Extract every record, exactly as written, and ignore the pictures.

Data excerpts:
● ● ● ● ●

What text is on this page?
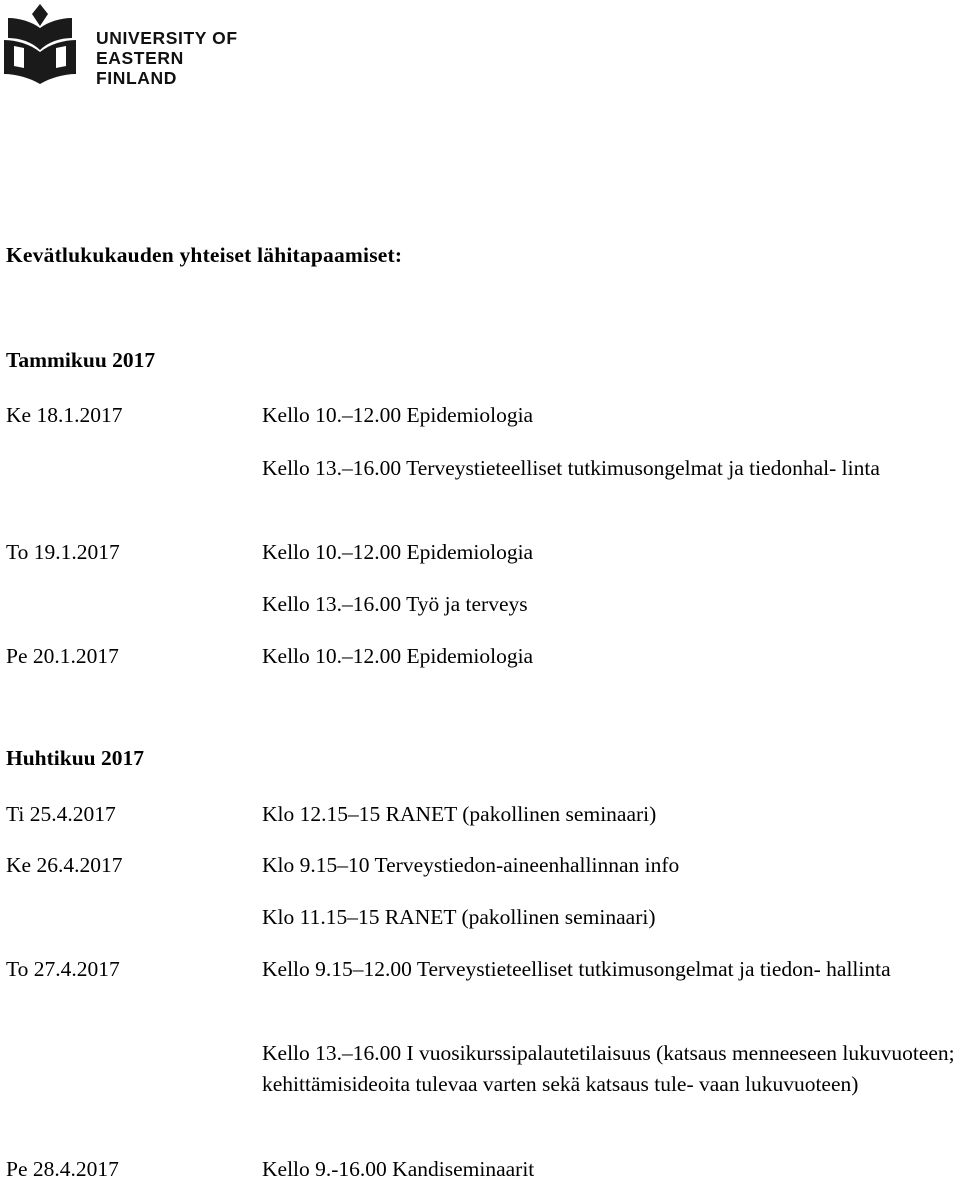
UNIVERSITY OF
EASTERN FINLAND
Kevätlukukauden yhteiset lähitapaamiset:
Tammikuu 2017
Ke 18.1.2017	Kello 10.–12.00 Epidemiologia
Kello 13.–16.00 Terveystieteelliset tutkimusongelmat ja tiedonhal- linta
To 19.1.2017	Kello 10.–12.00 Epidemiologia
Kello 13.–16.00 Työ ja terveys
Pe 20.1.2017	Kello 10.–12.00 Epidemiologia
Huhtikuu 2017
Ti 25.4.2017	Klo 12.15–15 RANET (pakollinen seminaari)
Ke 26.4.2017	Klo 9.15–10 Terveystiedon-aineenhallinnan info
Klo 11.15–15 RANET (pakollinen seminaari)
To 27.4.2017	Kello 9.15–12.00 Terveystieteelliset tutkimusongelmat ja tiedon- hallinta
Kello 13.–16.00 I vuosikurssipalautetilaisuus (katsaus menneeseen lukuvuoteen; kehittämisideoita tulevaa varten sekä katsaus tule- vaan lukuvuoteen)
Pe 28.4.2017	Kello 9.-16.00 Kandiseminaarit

● ● ● ● ●

RESPONSE TO THIS EXERCISE —
What text is on this page?
UNIVERSITY OF
EASTERN FINLAND
Kevätlukukauden yhteiset lähitapaamiset:
Tammikuu 2017
Ke 18.1.2017	Kello 10.–12.00 Epidemiologia
Kello 13.–16.00 Terveystieteelliset tutkimusongelmat ja tiedonhal- linta
To 19.1.2017	Kello 10.–12.00 Epidemiologia
Kello 13.–16.00 Työ ja terveys
Pe 20.1.2017	Kello 10.–12.00 Epidemiologia
Huhtikuu 2017
Ti 25.4.2017	Klo 12.15–15 RANET (pakollinen seminaari)
Ke 26.4.2017	Klo 9.15–10 Terveystiedon-aineenhallinnan info
Klo 11.15–15 RANET (pakollinen seminaari)
To 27.4.2017	Kello 9.15–12.00 Terveystieteelliset tutkimusongelmat ja tiedon- hallinta
Kello 13.–16.00 I vuosikurssipalautetilaisuus (katsaus menneeseen lukuvuoteen; kehittämisideoita tulevaa varten sekä katsaus tule- vaan lukuvuoteen)
Pe 28.4.2017	Kello 9.-16.00 Kandiseminaarit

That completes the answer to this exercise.